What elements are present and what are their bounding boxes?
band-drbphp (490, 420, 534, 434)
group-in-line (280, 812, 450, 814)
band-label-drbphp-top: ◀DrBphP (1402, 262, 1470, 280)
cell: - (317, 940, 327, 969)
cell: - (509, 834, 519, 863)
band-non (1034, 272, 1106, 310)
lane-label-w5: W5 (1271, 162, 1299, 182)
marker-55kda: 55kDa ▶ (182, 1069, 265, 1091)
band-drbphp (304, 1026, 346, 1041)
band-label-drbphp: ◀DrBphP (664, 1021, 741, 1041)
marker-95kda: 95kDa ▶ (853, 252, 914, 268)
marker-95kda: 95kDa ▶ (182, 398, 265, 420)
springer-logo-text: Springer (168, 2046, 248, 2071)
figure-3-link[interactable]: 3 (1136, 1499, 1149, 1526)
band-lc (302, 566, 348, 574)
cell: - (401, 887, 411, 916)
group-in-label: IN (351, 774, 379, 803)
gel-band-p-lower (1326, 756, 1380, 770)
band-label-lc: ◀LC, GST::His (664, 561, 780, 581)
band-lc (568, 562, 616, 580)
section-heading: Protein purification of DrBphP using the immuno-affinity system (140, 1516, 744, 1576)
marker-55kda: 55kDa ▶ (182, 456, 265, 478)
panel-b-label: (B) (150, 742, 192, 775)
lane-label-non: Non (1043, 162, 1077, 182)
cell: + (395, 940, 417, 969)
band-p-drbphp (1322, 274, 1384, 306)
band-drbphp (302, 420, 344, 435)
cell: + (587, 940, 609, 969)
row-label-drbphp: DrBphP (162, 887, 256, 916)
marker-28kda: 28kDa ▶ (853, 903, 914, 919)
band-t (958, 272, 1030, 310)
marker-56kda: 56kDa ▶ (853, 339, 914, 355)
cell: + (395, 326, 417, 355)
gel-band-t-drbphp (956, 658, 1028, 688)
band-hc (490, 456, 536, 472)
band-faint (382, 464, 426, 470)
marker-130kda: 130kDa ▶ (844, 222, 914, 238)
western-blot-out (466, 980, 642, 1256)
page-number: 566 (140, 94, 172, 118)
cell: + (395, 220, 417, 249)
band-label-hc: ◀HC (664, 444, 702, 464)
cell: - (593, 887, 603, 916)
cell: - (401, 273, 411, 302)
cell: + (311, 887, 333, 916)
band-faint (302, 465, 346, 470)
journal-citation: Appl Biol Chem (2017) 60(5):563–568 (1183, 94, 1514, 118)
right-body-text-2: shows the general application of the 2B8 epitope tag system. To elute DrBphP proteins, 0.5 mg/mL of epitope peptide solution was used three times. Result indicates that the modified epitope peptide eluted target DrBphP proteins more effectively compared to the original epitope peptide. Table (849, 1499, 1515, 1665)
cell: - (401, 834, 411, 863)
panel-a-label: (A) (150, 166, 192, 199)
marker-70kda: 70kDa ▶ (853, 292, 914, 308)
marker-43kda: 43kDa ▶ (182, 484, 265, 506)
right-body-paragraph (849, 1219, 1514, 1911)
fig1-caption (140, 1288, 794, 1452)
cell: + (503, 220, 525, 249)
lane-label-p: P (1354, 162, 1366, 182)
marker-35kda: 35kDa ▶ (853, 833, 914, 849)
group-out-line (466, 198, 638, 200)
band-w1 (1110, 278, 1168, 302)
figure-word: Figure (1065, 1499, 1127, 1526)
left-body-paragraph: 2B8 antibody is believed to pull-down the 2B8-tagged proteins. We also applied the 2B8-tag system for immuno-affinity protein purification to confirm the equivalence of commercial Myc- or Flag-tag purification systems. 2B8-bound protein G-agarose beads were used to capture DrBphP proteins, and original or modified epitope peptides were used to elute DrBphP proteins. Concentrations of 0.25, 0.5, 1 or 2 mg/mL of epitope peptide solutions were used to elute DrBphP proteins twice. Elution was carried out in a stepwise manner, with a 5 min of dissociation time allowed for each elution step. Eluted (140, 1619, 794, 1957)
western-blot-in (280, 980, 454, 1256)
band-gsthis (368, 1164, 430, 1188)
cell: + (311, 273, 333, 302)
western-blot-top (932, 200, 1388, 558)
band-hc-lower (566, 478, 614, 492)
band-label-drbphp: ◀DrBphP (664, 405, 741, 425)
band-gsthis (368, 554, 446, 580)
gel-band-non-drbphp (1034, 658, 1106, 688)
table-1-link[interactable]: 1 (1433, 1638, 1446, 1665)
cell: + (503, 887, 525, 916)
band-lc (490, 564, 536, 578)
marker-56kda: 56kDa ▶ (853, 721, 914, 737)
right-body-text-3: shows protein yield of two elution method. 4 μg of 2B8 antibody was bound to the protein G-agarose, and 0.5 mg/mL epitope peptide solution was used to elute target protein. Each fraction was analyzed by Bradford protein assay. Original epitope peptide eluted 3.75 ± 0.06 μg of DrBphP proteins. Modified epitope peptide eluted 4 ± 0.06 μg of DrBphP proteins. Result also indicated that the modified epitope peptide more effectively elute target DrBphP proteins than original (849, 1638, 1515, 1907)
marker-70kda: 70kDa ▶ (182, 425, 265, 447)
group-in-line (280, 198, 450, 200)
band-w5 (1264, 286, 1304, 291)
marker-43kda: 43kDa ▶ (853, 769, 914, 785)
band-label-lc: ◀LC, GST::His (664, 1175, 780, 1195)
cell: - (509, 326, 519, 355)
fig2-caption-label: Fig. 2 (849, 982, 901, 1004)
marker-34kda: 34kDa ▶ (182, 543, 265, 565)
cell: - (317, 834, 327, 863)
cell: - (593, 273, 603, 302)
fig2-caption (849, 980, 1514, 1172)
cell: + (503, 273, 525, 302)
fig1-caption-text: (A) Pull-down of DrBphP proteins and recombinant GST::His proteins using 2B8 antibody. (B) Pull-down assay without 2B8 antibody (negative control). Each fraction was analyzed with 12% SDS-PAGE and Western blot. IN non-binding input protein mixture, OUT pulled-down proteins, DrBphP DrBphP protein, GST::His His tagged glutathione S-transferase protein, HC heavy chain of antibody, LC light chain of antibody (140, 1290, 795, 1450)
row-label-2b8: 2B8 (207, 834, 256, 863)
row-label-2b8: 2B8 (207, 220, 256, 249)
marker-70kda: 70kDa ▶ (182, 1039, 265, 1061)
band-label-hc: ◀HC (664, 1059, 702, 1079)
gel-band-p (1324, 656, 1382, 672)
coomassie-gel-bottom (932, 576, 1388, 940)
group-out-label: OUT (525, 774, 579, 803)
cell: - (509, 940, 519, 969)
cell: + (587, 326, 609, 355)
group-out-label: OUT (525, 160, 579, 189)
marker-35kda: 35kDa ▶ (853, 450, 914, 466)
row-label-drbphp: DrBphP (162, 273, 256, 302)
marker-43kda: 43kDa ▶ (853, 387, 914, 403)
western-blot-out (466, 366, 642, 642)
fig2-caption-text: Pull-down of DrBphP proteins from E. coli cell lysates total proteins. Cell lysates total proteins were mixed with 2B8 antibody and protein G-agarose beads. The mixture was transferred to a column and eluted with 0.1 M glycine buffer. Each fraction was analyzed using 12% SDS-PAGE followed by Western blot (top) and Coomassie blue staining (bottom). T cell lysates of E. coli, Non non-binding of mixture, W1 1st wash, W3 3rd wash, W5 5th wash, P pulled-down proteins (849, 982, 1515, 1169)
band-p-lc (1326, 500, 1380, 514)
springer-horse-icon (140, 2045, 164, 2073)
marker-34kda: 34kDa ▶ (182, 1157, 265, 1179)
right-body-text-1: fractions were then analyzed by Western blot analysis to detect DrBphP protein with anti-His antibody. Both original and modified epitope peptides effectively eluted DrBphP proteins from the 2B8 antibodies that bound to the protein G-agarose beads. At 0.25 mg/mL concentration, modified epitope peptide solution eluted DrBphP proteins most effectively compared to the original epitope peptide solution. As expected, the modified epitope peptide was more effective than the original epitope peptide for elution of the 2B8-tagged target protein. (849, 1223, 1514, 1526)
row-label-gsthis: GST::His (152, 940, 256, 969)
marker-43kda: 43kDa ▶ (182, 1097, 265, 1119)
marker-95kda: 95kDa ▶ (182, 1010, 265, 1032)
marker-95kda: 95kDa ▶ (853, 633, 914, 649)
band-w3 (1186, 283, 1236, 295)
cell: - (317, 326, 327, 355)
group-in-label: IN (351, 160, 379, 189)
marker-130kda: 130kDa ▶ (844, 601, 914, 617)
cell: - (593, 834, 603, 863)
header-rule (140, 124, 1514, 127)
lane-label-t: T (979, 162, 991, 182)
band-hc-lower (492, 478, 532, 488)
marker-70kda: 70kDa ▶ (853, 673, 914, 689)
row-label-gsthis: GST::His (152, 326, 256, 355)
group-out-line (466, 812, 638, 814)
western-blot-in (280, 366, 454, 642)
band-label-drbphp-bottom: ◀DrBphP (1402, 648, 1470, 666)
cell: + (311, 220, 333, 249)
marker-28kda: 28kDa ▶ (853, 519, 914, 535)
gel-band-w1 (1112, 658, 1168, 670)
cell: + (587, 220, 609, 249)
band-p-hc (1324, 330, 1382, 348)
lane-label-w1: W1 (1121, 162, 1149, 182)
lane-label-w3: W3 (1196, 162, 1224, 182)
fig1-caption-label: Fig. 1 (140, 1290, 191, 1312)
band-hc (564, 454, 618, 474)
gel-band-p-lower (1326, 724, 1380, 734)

■ ■ ■ ■ ■

• WHAT TO PRODUCE:
After reading each line of the data, give only the number of lines that include the word "pulled".

• FINISHED TASK:
2